Start of DATA ENTRIES

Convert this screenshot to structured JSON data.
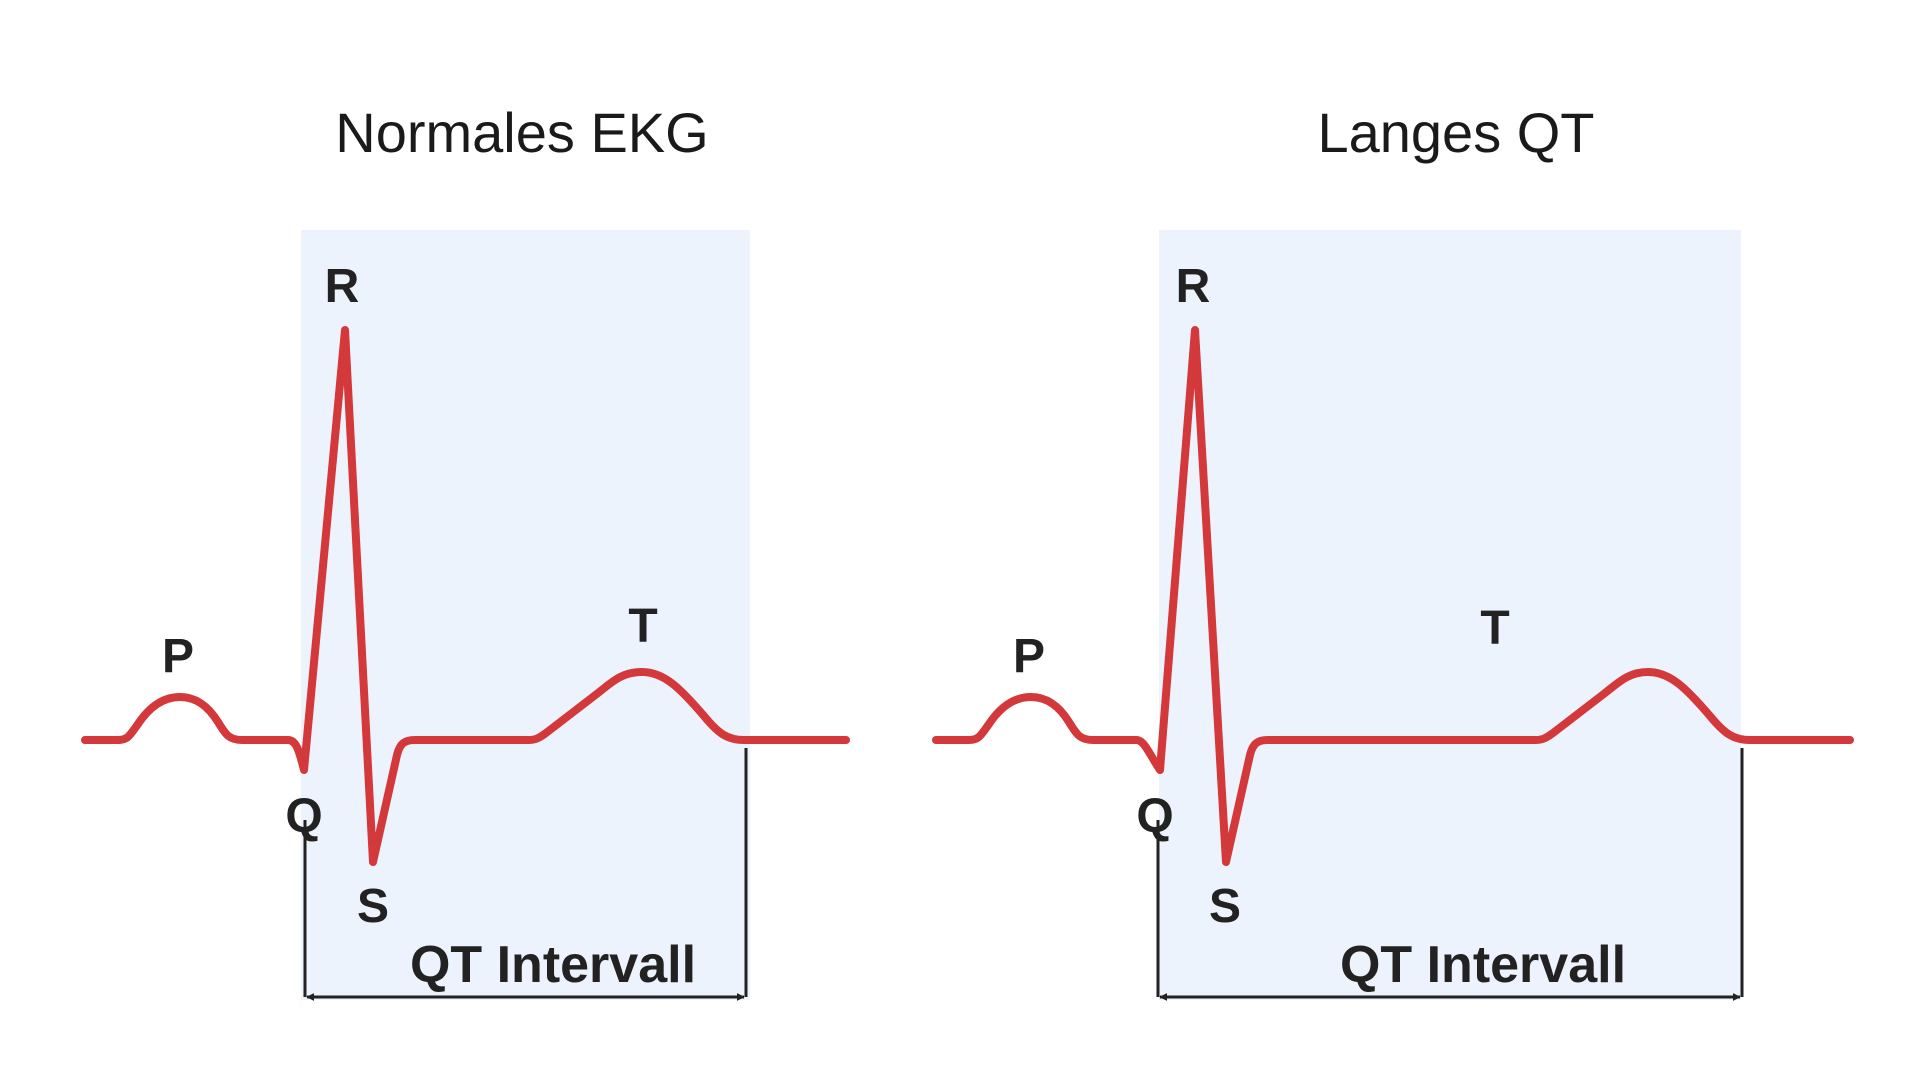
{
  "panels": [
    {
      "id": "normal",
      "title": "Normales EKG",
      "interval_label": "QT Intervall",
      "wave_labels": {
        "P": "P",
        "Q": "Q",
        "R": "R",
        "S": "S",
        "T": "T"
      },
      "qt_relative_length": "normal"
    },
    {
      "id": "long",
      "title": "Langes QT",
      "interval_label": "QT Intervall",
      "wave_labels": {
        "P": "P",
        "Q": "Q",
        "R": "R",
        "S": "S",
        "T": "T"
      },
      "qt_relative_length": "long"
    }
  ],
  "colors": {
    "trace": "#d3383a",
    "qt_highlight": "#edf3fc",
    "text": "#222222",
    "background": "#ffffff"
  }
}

End of DATA ENTRIES
Start of DATA ENTRIES

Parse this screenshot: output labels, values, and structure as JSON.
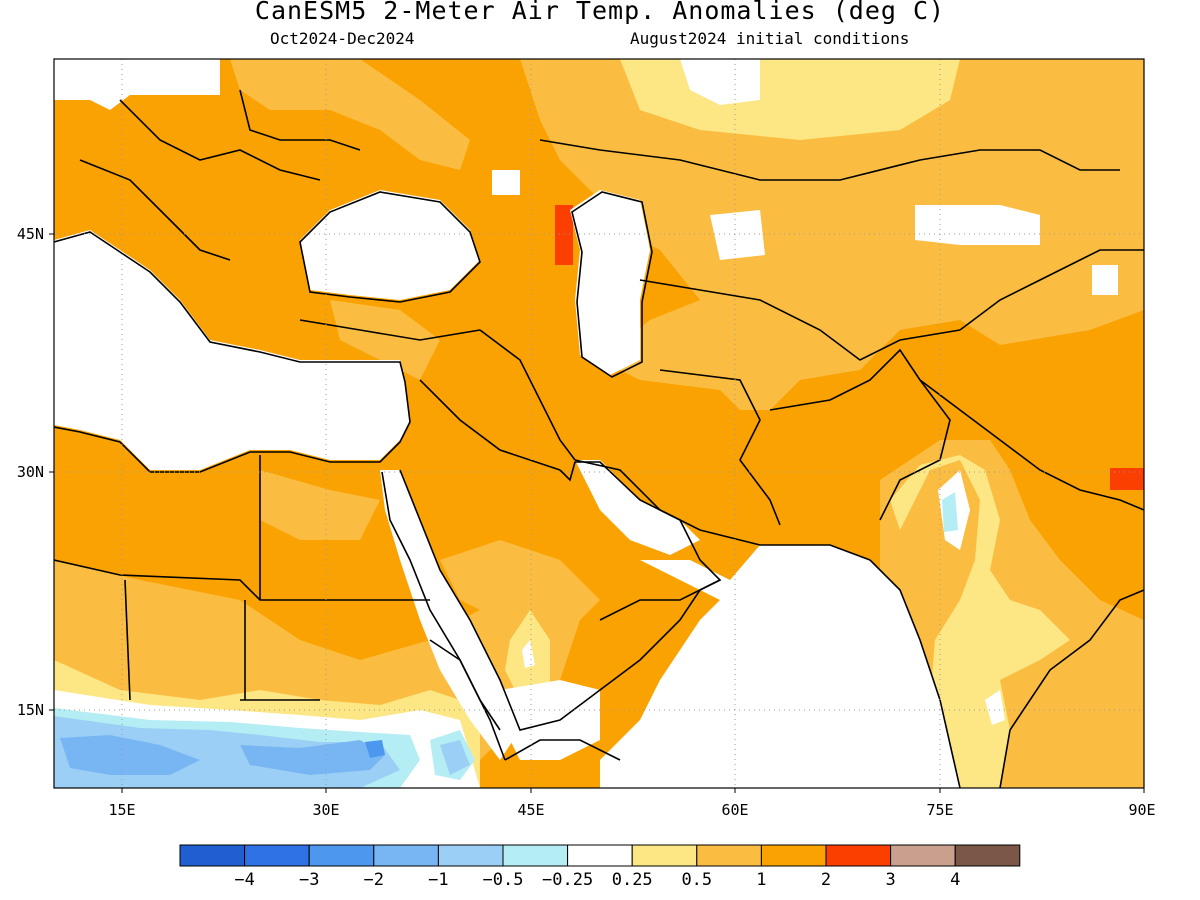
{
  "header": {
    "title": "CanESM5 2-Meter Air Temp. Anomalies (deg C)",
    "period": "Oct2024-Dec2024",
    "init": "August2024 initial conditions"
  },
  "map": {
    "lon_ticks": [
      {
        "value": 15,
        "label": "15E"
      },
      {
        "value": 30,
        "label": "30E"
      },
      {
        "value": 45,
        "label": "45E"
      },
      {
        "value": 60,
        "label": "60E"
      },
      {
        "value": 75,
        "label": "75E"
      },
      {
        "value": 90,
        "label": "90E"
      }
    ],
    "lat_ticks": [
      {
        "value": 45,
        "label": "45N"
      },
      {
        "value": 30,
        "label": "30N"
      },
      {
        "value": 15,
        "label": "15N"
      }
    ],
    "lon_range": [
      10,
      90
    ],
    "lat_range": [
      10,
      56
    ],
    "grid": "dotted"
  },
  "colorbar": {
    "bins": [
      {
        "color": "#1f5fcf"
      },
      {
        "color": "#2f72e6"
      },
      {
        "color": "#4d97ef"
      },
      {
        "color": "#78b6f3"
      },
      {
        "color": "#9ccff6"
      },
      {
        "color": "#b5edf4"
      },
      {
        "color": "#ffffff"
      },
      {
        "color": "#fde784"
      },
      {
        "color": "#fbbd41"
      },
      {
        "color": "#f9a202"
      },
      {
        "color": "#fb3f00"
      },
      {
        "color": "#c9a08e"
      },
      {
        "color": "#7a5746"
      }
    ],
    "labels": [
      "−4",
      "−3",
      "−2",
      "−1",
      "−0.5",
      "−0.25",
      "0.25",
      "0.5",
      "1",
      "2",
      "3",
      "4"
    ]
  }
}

End of DATA ENTRIES
Start of DATA ENTRIES

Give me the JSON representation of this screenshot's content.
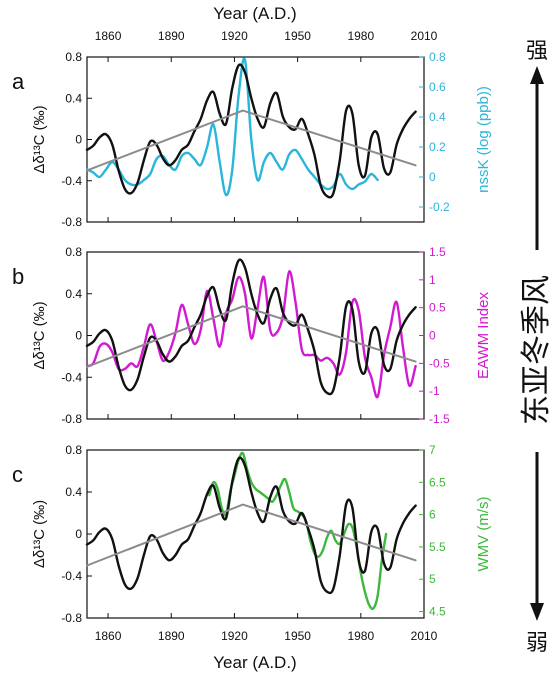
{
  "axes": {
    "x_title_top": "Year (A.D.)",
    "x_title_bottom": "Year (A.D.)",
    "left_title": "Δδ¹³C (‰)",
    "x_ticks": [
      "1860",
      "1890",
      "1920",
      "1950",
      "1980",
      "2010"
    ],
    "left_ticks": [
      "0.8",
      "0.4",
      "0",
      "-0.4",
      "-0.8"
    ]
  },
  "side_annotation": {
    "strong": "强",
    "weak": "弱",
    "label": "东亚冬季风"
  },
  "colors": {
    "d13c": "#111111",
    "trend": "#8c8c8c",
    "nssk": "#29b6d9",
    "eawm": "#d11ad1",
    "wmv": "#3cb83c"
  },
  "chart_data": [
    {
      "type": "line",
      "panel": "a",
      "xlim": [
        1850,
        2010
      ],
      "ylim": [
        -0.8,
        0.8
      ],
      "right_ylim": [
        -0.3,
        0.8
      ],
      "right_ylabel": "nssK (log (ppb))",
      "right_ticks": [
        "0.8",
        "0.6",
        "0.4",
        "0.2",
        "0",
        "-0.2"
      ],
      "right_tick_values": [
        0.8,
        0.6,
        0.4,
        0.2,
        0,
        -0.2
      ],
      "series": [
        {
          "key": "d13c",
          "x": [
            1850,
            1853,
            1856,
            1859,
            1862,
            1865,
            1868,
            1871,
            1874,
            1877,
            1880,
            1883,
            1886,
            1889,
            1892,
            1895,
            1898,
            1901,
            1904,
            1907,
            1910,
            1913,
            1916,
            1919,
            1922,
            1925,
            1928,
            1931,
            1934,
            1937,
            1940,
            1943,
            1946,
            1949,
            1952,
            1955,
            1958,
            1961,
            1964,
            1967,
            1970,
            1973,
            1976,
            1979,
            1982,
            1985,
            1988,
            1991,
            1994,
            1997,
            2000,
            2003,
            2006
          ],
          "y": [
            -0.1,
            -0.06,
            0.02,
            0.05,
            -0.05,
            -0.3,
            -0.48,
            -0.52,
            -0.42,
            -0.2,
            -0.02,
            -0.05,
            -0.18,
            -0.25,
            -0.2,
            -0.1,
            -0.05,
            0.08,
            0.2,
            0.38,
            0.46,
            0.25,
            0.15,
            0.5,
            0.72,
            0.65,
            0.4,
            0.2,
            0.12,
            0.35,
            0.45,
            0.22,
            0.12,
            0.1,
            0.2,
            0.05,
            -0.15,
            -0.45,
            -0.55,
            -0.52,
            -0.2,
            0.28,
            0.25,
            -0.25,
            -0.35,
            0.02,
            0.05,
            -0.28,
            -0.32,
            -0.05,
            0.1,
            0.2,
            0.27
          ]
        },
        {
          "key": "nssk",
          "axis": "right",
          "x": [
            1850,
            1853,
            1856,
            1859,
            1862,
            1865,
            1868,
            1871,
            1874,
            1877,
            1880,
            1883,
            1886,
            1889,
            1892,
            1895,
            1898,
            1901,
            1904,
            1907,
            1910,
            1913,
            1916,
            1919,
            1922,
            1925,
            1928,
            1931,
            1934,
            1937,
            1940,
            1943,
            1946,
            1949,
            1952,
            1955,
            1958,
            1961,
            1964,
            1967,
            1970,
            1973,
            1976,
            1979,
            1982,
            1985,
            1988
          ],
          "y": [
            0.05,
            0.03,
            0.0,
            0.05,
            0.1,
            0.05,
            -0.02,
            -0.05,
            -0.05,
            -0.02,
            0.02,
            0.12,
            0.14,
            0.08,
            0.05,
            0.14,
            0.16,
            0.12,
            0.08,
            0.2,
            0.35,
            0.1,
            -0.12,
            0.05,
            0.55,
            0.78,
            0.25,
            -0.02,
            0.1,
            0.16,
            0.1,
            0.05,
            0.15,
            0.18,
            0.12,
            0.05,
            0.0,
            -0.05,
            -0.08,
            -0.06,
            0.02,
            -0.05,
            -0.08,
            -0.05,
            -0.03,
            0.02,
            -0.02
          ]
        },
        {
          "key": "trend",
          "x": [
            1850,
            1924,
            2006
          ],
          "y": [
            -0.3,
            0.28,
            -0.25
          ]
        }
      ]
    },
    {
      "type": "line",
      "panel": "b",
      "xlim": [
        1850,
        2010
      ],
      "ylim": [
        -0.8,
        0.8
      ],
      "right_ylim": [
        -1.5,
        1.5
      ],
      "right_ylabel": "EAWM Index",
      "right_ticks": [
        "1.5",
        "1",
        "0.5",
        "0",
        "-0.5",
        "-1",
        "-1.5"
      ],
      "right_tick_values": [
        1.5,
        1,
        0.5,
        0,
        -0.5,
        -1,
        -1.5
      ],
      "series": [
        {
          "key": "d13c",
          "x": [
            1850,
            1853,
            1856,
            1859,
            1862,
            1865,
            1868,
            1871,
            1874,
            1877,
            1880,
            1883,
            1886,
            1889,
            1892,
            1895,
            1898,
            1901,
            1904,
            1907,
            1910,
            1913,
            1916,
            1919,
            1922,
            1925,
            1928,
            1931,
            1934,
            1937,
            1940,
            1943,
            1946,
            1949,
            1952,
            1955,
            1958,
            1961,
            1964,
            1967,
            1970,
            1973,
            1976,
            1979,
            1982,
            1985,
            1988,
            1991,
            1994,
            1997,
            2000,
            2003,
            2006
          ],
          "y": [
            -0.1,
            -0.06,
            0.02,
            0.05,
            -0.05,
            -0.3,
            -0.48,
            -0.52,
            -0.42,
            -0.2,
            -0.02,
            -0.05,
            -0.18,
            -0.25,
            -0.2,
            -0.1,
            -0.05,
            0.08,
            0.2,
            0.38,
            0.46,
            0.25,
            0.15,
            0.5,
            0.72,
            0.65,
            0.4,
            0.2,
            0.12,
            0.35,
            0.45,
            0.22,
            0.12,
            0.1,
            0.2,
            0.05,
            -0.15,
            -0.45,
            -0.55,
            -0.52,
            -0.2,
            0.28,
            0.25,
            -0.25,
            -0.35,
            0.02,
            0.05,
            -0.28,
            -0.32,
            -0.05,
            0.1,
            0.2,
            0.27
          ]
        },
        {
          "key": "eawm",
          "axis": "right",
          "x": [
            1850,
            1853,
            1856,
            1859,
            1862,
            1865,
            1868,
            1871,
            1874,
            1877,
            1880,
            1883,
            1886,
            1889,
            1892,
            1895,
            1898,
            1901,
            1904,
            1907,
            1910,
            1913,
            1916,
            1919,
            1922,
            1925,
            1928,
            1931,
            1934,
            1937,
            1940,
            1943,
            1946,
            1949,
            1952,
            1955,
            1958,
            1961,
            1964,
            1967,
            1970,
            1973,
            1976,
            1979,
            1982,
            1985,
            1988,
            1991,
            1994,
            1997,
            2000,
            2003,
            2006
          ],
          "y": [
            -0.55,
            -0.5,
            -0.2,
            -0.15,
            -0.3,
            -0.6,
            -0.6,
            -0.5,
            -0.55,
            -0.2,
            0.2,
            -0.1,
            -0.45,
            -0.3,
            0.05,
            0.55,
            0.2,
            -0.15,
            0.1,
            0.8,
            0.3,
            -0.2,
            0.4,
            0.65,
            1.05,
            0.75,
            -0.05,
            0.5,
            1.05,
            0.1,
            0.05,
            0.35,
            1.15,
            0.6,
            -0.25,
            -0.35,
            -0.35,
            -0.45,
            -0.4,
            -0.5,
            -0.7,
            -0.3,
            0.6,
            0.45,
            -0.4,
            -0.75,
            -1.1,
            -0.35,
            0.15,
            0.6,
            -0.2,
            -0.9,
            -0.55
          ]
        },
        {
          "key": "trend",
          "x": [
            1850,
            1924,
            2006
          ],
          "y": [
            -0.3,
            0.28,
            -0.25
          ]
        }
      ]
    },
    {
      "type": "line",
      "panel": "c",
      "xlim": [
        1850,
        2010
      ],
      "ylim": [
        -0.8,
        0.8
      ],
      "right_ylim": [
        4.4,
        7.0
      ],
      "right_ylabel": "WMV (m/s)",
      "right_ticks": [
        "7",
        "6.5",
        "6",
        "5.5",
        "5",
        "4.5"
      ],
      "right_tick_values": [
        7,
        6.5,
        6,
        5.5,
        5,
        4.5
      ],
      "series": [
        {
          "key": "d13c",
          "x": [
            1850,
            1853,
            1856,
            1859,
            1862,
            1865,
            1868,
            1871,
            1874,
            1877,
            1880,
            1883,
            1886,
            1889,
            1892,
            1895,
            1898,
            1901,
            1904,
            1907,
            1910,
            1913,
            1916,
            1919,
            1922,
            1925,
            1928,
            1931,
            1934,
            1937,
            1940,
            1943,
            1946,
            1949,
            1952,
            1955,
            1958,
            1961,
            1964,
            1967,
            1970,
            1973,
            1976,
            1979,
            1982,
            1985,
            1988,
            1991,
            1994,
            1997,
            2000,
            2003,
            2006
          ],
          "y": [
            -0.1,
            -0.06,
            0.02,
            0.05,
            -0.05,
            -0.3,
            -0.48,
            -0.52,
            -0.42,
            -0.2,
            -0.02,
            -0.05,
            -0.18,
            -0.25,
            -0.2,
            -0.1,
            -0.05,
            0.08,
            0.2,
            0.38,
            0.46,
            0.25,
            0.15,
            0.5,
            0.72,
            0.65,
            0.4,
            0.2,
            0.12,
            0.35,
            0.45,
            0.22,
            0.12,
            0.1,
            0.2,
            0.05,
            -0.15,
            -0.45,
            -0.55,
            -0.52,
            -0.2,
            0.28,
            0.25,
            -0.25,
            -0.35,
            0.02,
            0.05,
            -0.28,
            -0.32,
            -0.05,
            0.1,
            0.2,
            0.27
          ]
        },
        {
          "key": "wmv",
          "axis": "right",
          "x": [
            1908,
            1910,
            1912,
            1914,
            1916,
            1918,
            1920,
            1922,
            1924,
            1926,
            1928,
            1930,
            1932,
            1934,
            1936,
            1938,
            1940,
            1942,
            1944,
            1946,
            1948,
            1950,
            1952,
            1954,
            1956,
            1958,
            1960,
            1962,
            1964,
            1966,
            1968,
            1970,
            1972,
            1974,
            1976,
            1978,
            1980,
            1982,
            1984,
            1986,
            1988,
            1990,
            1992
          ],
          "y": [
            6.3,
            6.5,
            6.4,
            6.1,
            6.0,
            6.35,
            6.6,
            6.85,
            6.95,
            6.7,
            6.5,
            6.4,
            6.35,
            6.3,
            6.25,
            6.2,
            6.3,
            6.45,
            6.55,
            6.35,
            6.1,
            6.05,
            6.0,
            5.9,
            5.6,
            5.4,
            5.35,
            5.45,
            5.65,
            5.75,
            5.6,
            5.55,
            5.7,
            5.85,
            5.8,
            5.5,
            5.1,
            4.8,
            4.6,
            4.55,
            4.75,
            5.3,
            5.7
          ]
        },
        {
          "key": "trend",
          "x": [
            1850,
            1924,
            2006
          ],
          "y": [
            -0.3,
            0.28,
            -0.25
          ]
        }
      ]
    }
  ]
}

End of DATA ENTRIES

__YOUR GOAL__:
Point out every line holding the string "this" and copy it.

__THE SOLUTION__:
Convert this screenshot to structured JSON data.
Parse this screenshot: output labels, values, and structure as JSON.
Give me the JSON representation of this screenshot's content.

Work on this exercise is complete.